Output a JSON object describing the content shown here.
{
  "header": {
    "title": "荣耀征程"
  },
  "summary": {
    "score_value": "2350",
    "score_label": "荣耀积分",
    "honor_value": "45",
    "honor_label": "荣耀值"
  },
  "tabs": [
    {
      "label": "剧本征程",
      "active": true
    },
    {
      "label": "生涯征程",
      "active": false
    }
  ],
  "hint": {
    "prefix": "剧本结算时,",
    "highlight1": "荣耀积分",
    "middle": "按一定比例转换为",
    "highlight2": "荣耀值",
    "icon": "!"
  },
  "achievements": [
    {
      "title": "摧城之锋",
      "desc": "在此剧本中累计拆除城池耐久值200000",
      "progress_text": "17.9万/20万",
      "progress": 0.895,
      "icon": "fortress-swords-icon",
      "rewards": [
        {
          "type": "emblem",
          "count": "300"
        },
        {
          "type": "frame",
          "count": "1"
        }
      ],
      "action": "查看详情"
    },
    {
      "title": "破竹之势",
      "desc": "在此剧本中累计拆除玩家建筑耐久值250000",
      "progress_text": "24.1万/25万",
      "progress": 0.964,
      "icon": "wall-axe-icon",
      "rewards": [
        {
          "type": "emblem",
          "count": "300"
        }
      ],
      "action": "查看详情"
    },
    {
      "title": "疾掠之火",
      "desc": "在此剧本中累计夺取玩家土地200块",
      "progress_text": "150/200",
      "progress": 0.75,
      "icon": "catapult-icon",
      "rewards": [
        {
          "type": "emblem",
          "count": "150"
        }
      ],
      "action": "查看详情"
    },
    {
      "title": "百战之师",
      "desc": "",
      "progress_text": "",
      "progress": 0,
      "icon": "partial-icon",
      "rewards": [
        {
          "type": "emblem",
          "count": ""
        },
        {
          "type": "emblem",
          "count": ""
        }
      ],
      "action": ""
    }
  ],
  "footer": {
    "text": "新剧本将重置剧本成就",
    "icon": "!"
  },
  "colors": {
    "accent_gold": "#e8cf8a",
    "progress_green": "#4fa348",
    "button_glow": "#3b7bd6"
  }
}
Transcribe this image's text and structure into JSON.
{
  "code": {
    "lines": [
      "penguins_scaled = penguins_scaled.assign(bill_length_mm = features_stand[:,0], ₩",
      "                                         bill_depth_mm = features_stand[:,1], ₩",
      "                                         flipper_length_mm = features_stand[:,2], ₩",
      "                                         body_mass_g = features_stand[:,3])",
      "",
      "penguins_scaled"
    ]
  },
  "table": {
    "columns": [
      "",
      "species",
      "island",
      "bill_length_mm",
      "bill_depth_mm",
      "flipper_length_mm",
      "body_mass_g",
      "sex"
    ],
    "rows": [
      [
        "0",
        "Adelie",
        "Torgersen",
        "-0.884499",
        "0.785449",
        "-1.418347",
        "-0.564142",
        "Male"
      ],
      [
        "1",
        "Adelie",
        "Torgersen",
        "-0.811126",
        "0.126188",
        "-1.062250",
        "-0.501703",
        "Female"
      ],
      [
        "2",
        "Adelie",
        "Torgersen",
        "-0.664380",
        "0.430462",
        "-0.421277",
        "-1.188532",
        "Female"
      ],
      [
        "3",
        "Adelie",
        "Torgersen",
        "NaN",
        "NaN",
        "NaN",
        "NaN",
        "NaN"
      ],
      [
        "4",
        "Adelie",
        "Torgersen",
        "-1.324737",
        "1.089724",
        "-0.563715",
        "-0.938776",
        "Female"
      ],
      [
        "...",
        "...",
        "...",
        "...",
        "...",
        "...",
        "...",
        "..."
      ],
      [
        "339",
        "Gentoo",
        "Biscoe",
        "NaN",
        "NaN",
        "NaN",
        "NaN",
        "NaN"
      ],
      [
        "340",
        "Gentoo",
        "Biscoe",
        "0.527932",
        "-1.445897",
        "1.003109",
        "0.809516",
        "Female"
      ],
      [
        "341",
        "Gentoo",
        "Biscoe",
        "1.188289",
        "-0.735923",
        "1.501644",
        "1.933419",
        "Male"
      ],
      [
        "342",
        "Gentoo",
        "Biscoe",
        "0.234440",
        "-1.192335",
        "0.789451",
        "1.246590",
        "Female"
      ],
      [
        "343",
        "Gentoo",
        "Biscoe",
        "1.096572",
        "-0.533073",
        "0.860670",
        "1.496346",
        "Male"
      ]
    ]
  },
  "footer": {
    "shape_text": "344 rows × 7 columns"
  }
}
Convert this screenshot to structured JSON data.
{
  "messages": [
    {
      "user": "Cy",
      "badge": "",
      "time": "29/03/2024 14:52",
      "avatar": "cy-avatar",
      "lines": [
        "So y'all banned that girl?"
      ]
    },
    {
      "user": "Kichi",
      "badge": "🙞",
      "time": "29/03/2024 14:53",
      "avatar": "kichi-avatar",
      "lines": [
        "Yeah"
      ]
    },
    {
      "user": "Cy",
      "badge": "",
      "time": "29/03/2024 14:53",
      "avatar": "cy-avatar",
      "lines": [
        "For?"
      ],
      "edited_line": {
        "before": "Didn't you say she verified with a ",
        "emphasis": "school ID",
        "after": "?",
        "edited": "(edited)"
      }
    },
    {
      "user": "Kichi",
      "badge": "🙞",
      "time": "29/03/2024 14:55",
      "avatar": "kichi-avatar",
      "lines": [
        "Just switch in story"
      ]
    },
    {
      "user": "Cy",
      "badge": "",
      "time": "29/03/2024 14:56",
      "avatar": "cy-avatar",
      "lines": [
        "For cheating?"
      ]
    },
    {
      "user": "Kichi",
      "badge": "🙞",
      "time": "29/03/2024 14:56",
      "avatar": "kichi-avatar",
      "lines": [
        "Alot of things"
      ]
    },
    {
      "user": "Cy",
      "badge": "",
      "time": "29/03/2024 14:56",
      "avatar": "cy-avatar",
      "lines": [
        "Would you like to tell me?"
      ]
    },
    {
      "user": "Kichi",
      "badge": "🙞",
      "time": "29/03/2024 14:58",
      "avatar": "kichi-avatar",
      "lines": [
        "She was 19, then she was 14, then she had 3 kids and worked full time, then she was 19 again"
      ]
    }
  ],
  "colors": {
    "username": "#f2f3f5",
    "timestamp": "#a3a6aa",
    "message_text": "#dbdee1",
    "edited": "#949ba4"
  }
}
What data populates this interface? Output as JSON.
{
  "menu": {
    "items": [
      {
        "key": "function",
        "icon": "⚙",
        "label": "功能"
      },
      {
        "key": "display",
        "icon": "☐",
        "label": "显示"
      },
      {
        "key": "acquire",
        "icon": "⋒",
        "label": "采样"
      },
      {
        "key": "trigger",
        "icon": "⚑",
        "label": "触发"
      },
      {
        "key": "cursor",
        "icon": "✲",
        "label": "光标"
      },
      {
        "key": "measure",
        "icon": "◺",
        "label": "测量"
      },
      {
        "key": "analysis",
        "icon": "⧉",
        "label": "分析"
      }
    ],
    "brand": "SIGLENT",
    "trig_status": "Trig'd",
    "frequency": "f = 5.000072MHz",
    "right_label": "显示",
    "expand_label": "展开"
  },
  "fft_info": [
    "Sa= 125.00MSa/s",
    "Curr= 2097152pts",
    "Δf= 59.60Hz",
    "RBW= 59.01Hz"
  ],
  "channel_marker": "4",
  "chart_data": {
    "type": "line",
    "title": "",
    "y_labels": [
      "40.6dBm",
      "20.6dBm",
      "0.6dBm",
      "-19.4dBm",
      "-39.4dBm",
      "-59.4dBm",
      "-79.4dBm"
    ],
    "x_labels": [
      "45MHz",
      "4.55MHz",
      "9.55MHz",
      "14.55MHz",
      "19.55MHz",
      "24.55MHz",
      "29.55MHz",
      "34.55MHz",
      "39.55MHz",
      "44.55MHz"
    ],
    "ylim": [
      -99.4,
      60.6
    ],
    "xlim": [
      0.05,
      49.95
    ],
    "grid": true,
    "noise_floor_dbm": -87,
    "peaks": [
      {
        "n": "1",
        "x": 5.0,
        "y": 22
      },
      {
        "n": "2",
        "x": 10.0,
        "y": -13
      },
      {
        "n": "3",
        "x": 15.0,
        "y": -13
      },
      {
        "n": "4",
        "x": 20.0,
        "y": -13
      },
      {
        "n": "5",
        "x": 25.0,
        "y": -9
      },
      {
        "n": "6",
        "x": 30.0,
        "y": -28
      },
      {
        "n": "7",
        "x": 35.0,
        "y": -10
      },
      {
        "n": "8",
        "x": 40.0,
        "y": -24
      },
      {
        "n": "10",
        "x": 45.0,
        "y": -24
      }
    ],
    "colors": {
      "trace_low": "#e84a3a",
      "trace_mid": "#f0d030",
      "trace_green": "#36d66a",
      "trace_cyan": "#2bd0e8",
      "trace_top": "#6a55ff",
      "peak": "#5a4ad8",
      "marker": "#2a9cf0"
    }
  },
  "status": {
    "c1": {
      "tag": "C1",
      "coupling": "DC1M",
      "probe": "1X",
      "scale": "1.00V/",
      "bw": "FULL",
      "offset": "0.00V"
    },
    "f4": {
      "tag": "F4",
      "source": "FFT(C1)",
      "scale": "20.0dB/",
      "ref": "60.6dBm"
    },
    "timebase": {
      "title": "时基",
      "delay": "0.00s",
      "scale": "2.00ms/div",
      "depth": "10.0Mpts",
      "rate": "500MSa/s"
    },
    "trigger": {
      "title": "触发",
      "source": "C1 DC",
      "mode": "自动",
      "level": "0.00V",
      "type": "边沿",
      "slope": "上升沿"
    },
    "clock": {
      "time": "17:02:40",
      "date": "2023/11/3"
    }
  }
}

+++++

## Given problem
From the entries above, collect every line with the string "title" in it.

## Expected answer
    "title": "荣耀征程"
      "title": "摧城之锋",
      "title": "破竹之势",
      "title": "疾掠之火",
      "title": "百战之师",
    "title": "",
      "title": "时基",
      "title": "触发",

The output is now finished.